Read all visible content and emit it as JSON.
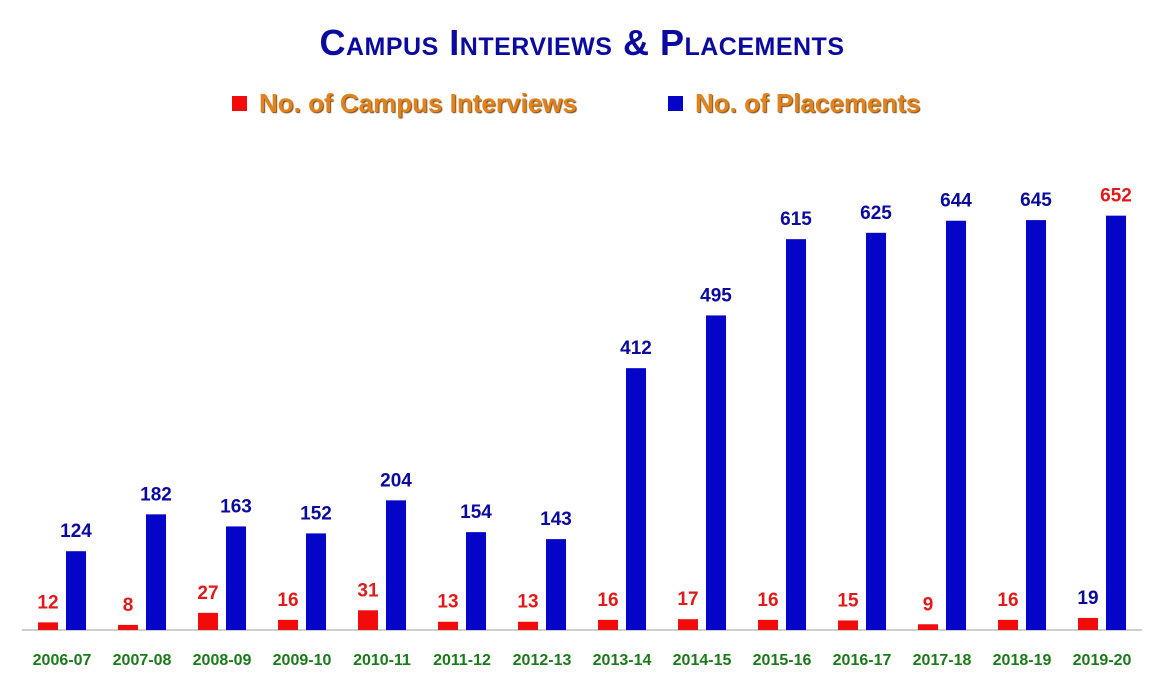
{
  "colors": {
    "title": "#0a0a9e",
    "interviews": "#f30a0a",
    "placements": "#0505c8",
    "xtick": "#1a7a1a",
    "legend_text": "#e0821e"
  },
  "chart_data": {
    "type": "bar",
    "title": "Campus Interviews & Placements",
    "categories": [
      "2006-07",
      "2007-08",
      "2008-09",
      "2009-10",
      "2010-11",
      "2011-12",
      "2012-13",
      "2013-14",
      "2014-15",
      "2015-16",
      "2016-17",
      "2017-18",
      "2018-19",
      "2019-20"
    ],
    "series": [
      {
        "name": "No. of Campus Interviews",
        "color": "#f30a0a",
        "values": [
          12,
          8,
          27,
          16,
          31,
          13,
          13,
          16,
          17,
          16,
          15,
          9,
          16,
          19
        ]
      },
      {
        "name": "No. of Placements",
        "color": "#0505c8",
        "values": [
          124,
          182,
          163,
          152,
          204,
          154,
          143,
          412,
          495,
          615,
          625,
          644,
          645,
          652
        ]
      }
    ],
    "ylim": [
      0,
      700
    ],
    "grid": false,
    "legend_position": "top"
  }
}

- **What the task asks**: Reproduce the entries above exactly. Do not include the images.

- **Result of this task**:
Read all visible content and emit it as JSON.
{
  "colors": {
    "title": "#0a0a9e",
    "interviews": "#f30a0a",
    "placements": "#0505c8",
    "xtick": "#1a7a1a",
    "legend_text": "#e0821e"
  },
  "chart_data": {
    "type": "bar",
    "title": "Campus Interviews & Placements",
    "categories": [
      "2006-07",
      "2007-08",
      "2008-09",
      "2009-10",
      "2010-11",
      "2011-12",
      "2012-13",
      "2013-14",
      "2014-15",
      "2015-16",
      "2016-17",
      "2017-18",
      "2018-19",
      "2019-20"
    ],
    "series": [
      {
        "name": "No. of Campus Interviews",
        "color": "#f30a0a",
        "values": [
          12,
          8,
          27,
          16,
          31,
          13,
          13,
          16,
          17,
          16,
          15,
          9,
          16,
          19
        ]
      },
      {
        "name": "No. of Placements",
        "color": "#0505c8",
        "values": [
          124,
          182,
          163,
          152,
          204,
          154,
          143,
          412,
          495,
          615,
          625,
          644,
          645,
          652
        ]
      }
    ],
    "ylim": [
      0,
      700
    ],
    "grid": false,
    "legend_position": "top"
  }
}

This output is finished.